Instruction »
Using the records below, give the number of lines where the word "Vinegar" appears, with no further output.

Figure dataset records:
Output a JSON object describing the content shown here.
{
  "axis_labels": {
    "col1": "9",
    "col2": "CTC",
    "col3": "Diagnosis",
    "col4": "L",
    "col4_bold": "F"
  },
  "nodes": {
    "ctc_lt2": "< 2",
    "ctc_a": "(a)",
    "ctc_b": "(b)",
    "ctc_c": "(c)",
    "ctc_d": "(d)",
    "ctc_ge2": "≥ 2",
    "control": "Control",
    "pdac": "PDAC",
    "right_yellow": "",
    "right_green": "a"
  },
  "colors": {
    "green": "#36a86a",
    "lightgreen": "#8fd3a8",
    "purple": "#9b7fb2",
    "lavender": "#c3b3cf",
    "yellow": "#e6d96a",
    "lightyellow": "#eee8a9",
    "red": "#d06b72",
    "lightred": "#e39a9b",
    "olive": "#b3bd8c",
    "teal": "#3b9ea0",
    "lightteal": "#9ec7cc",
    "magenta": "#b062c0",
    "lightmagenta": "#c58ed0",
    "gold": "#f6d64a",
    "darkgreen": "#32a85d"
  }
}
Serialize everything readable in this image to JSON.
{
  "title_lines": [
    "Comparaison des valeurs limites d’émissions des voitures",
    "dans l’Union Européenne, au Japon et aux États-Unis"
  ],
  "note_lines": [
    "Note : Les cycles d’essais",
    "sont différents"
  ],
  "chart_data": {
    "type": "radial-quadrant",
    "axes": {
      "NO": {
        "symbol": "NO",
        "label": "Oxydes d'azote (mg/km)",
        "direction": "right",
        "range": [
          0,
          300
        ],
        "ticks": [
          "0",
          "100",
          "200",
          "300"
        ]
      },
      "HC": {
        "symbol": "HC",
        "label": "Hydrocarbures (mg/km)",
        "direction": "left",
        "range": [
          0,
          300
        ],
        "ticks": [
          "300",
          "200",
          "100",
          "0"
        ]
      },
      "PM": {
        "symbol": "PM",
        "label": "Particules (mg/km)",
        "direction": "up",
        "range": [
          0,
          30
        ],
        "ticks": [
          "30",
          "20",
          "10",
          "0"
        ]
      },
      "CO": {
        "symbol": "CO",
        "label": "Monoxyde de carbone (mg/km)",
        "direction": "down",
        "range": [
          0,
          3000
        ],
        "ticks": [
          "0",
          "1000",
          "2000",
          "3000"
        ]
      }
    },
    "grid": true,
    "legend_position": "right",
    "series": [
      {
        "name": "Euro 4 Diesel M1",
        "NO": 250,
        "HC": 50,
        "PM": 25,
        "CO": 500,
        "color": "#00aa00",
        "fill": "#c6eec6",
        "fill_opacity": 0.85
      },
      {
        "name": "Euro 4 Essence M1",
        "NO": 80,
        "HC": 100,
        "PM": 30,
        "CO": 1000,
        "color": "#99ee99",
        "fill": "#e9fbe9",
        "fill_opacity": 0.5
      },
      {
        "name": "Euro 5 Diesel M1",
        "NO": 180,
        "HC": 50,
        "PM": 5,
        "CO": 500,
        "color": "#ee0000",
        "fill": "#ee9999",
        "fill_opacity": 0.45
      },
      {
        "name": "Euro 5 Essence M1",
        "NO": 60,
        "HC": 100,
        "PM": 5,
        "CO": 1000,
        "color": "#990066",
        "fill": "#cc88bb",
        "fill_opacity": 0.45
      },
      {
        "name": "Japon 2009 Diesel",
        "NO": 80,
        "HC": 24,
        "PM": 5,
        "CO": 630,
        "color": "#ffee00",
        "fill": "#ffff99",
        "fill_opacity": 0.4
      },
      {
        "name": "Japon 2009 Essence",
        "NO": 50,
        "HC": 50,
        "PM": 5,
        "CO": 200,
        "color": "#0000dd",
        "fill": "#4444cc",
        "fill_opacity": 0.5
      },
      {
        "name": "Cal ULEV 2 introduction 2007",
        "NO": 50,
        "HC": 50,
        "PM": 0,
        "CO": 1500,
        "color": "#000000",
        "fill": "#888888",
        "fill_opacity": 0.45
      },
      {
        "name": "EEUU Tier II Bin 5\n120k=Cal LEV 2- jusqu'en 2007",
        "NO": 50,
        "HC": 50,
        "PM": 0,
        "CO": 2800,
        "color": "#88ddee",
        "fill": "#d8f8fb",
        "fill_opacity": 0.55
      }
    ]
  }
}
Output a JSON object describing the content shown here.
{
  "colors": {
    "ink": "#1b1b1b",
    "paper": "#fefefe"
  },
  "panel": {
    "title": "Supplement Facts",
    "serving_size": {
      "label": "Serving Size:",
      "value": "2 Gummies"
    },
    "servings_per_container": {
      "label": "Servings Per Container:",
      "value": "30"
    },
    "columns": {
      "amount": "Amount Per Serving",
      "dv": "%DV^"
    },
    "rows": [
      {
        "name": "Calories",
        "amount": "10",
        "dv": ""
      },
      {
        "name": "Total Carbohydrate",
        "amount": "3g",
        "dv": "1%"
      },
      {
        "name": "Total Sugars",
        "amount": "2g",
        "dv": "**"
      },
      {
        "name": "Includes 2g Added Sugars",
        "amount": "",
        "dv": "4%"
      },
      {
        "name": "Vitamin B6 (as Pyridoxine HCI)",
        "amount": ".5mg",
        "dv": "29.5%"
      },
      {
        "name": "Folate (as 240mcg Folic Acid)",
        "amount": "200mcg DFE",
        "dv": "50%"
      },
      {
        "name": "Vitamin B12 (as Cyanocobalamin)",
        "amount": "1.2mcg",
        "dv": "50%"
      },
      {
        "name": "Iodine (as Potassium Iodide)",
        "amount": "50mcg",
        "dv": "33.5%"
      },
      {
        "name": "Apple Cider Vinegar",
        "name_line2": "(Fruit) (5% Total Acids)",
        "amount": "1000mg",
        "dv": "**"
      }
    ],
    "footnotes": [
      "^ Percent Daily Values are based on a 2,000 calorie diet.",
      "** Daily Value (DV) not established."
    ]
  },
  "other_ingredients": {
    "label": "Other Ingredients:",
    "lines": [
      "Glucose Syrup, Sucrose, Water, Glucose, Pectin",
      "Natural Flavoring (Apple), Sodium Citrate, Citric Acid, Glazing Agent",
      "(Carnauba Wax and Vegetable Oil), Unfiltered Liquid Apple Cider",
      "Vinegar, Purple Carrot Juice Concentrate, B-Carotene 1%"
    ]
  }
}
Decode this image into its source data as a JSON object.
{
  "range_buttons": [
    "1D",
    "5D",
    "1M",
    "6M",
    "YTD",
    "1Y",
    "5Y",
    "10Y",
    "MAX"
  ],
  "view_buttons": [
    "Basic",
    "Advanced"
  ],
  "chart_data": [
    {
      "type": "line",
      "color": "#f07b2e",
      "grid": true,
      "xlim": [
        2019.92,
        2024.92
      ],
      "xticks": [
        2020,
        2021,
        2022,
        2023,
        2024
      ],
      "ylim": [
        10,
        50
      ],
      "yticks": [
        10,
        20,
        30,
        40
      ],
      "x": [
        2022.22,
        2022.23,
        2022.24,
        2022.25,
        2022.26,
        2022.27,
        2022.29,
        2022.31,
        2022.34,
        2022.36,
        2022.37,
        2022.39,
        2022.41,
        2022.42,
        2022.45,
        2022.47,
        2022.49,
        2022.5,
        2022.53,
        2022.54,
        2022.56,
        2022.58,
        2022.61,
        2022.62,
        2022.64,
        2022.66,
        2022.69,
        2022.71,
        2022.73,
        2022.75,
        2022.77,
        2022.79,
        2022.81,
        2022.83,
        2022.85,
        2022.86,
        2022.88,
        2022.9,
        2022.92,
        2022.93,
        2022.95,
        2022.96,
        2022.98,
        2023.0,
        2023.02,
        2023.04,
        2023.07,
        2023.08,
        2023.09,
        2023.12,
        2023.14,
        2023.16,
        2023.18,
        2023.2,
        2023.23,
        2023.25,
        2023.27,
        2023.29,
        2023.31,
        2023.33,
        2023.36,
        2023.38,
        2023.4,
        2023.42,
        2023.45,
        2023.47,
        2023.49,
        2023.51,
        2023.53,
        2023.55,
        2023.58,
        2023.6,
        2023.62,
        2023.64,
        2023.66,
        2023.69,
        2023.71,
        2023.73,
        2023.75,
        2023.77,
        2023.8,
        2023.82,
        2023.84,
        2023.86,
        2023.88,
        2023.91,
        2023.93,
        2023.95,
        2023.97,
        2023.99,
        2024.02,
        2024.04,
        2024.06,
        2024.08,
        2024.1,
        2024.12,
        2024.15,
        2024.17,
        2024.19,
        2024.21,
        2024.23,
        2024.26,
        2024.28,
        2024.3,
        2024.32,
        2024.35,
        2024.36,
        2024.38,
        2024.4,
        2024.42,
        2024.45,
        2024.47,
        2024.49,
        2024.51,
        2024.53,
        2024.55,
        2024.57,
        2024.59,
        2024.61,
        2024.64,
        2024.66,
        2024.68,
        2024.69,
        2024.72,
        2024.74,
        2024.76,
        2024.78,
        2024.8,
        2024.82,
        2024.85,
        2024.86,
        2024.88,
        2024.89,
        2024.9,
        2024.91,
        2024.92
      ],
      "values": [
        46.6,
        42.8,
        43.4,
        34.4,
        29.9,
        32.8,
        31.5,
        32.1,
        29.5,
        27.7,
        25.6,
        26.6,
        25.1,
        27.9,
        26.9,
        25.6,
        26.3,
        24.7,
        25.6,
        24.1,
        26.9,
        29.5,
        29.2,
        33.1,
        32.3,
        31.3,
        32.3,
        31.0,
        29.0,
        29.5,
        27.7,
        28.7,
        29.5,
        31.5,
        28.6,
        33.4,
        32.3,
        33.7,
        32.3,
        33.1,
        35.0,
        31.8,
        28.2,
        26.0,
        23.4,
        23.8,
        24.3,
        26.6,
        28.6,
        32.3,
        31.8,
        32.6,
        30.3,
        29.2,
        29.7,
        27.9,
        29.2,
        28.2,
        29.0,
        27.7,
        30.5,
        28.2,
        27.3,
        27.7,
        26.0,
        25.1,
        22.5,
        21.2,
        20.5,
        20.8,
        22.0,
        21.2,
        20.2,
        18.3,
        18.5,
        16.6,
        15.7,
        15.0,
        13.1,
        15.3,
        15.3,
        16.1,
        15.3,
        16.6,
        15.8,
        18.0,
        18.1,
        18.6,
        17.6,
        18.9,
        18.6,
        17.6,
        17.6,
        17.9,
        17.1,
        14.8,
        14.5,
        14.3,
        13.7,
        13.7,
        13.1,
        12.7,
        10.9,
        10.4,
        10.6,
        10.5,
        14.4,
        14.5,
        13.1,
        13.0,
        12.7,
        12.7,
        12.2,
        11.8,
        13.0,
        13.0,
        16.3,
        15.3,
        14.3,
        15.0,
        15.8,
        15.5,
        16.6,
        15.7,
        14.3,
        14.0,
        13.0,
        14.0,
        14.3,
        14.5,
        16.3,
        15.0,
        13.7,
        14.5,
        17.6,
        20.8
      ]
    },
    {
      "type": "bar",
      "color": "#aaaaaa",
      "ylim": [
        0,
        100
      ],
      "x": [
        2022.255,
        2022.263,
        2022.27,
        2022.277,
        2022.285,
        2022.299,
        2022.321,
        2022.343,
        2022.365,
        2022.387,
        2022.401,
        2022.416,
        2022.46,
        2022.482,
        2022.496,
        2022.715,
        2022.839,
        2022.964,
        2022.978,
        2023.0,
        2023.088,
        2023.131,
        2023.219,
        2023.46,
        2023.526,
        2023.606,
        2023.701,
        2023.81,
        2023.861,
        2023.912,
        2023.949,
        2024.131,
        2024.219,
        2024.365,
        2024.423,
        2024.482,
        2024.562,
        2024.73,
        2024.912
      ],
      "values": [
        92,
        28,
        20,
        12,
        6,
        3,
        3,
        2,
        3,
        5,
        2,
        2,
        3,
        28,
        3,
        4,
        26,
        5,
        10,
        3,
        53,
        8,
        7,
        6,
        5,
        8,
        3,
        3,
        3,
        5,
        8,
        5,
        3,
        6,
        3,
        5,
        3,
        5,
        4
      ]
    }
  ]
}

The completed task »
2